**Written exercise:**
Work out how many lines in the entries below include the word "bien". Give nothing but the number.

(Saved entries)
>> Begin

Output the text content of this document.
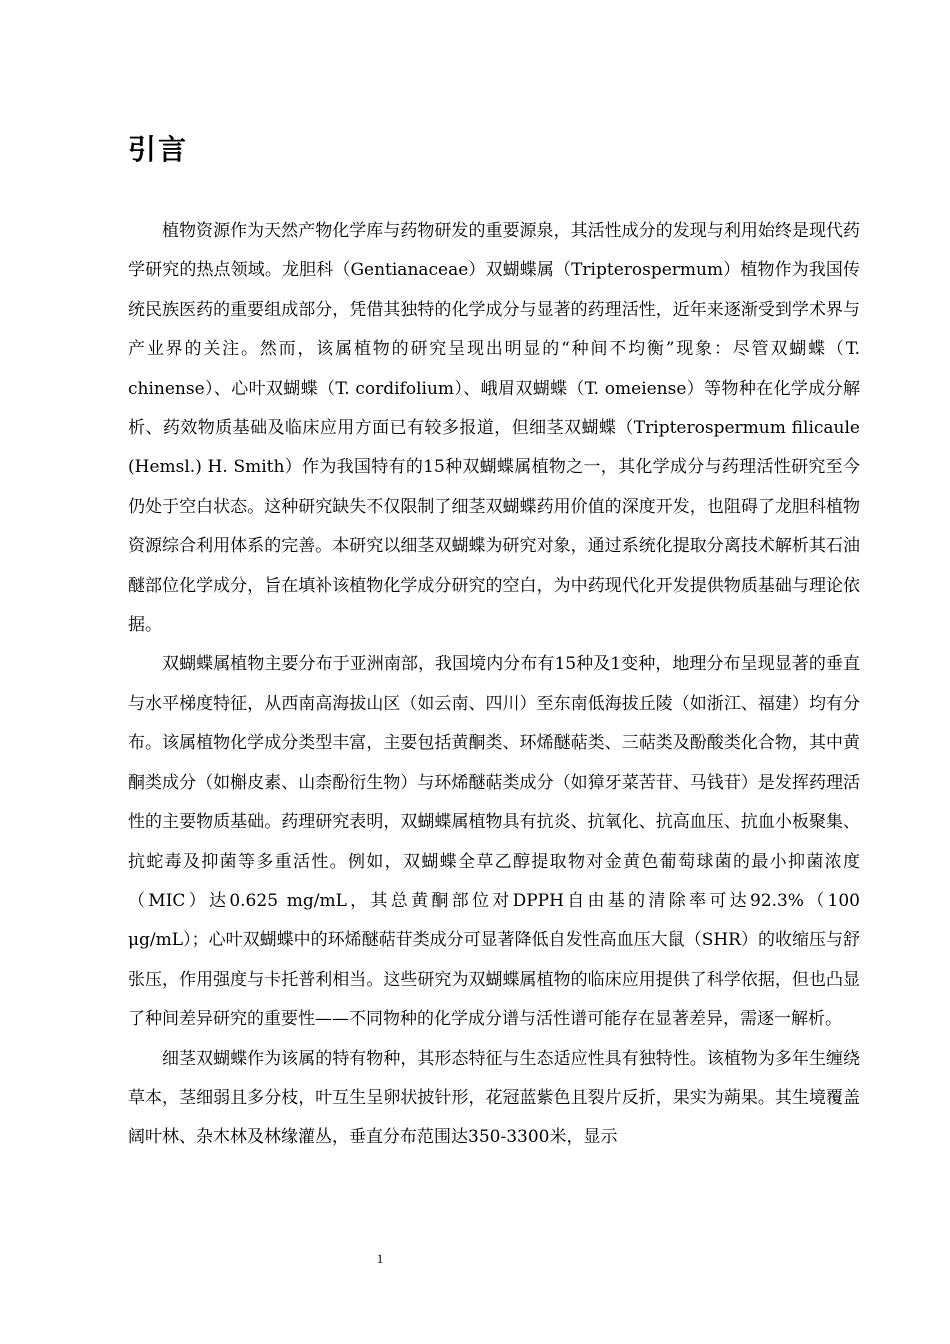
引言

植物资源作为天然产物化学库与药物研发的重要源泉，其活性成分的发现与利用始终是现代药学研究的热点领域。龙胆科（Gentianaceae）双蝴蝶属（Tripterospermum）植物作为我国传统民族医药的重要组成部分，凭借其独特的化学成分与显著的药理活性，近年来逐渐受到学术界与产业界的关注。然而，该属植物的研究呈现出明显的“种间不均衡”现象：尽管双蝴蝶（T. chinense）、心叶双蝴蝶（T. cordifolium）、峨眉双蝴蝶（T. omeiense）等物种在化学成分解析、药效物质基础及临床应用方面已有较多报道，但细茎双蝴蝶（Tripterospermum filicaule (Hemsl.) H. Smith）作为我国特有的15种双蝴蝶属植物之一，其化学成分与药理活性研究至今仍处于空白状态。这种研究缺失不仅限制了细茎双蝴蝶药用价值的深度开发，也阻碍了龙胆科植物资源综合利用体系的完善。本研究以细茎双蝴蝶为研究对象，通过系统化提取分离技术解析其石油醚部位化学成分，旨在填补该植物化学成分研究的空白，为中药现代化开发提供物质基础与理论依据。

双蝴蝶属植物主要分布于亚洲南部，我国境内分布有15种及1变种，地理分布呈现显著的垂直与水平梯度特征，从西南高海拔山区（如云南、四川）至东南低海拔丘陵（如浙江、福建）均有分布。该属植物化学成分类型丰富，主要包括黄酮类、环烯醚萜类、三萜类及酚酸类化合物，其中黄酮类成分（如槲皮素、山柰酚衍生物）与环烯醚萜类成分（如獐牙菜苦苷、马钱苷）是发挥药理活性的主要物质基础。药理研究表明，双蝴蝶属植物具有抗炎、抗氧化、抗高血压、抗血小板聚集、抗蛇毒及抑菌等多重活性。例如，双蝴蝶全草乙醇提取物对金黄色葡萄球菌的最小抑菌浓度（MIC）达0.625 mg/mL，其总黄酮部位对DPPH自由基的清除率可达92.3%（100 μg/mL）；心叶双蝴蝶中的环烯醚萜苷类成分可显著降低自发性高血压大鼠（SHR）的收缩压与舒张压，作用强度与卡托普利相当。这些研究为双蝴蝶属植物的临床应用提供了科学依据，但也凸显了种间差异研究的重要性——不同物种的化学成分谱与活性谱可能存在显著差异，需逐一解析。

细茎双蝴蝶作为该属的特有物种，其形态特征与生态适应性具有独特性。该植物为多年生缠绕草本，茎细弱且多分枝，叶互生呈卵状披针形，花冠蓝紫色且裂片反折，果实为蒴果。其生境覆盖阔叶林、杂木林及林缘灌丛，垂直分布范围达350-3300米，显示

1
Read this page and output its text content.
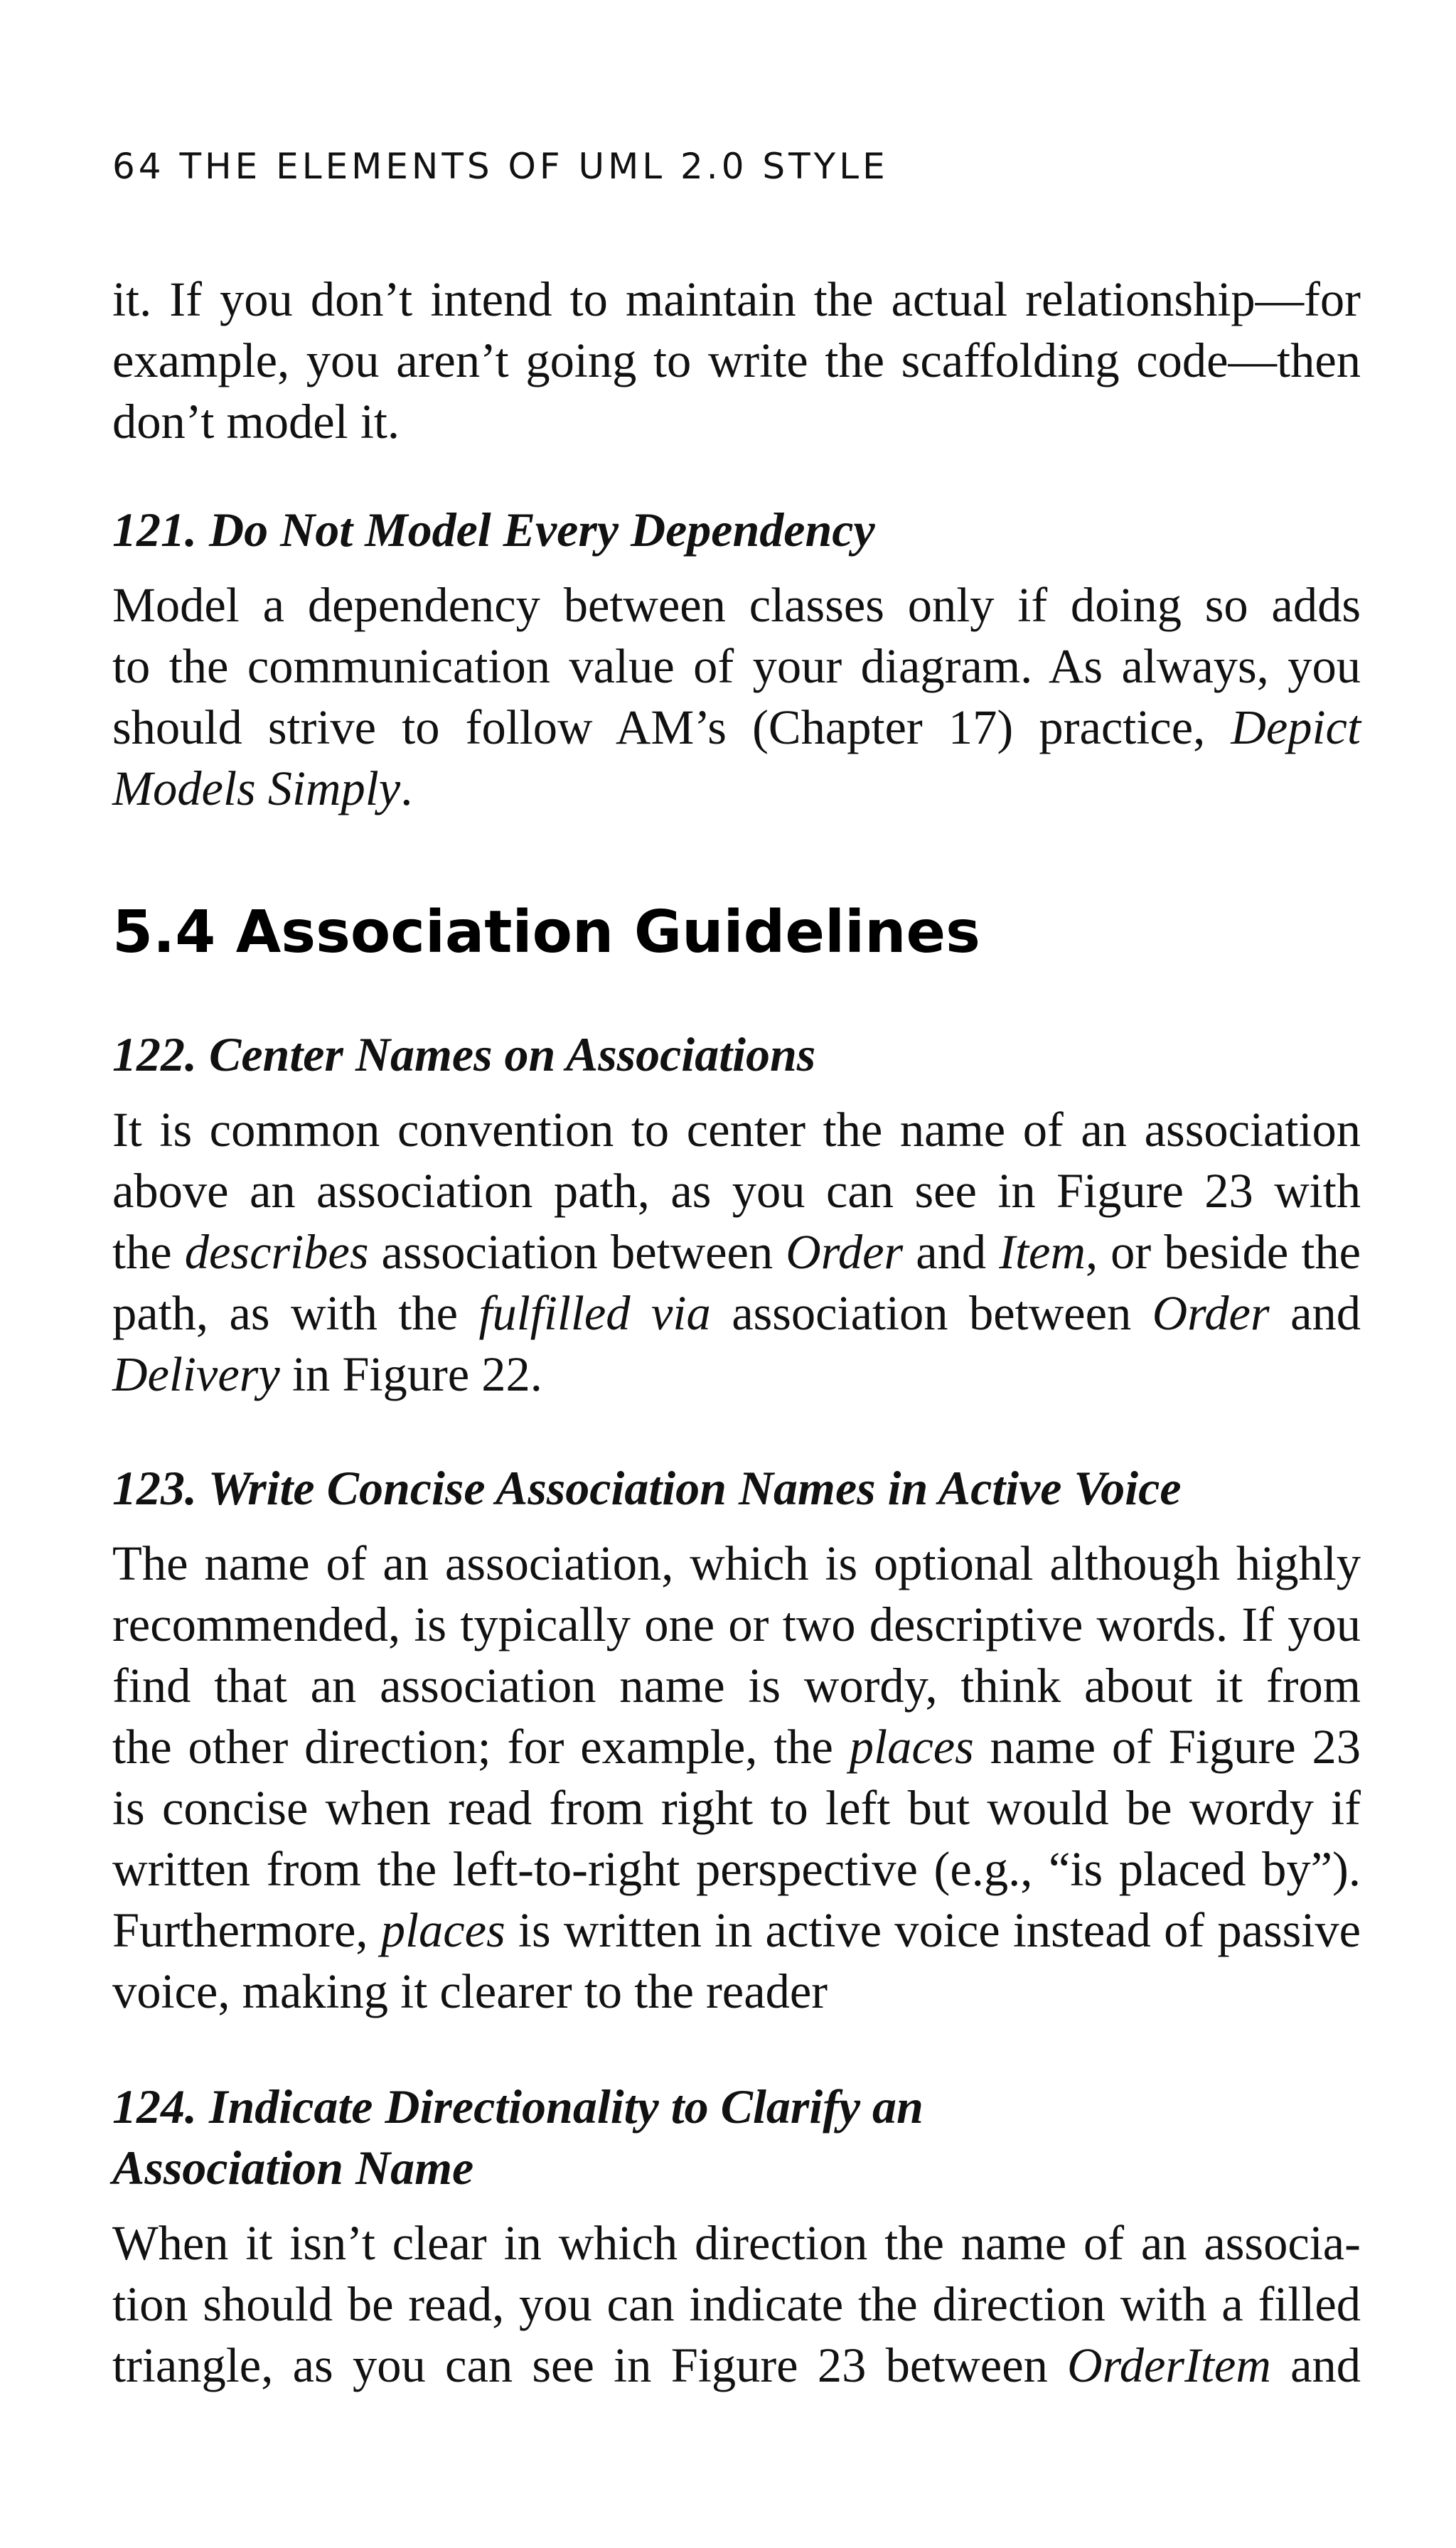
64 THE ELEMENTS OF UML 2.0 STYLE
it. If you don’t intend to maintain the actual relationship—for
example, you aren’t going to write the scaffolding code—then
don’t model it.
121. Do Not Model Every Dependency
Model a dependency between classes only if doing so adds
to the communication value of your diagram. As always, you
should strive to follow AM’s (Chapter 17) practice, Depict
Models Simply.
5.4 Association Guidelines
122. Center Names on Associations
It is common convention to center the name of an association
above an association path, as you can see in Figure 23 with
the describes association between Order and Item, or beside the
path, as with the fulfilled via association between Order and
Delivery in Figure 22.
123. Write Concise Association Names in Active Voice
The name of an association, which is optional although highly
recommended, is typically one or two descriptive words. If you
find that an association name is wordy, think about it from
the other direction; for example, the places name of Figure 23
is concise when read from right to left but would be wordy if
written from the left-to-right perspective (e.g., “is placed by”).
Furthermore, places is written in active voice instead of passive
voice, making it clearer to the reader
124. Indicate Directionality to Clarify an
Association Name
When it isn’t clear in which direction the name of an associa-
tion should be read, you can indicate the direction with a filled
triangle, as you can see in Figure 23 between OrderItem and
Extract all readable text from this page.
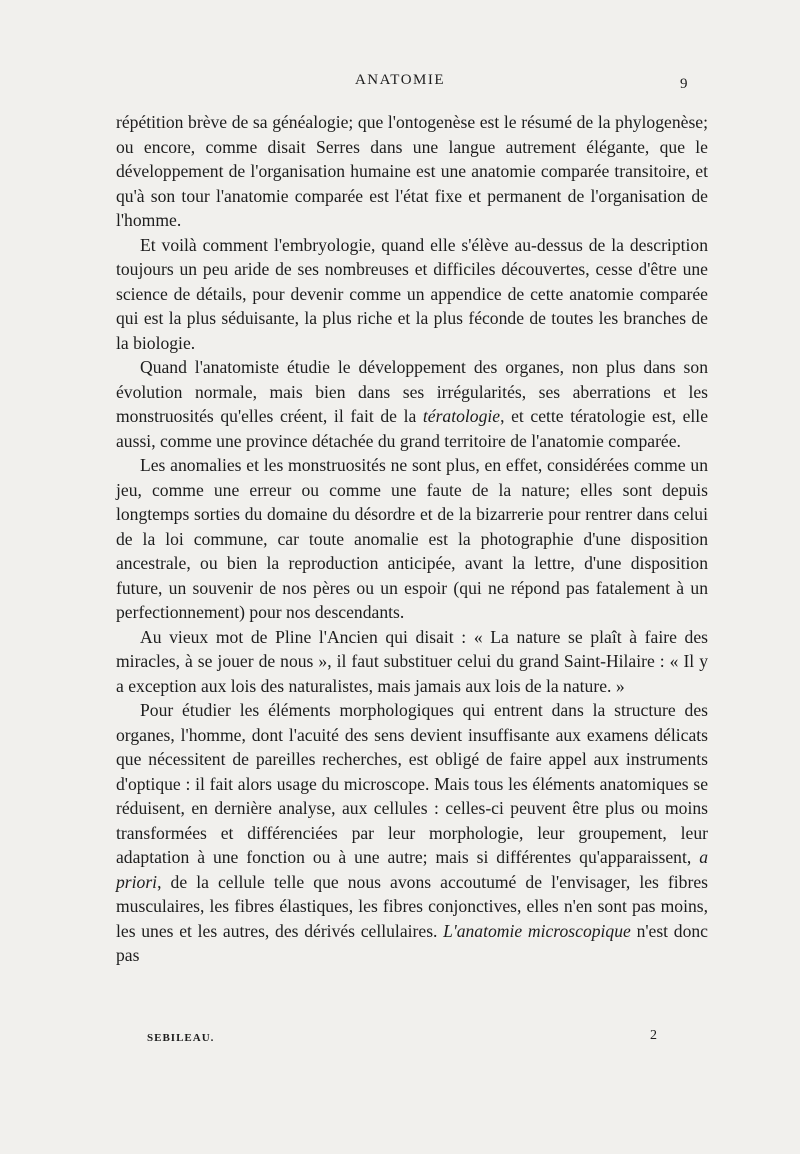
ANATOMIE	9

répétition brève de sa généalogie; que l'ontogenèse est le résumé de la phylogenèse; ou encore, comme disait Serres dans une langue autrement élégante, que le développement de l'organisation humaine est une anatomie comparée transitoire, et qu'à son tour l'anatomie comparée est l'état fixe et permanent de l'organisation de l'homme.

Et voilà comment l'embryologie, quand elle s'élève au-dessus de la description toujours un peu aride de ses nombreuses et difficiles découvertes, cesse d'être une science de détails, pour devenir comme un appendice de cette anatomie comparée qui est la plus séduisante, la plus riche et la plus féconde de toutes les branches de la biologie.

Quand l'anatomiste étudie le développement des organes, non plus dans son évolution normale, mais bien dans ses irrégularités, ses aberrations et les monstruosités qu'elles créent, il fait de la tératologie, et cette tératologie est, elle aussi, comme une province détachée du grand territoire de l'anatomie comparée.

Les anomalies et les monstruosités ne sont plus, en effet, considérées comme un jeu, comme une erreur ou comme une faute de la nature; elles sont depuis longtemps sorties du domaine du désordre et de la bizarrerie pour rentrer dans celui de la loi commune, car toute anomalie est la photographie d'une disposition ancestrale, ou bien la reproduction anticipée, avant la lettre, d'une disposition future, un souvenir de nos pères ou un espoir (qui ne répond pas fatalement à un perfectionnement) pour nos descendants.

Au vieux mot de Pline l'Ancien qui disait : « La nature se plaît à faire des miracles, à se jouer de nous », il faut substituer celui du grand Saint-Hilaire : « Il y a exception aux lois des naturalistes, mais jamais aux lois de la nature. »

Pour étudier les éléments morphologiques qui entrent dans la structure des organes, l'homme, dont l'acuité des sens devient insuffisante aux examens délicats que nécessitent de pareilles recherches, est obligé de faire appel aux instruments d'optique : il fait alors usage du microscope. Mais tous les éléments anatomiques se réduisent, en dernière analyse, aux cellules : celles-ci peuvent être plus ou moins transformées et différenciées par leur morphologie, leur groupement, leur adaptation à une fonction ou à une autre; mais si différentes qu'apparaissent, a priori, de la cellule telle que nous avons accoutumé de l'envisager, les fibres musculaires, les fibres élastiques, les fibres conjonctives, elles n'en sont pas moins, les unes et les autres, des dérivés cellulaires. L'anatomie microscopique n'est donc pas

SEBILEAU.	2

>> End

**Exercise output:**
2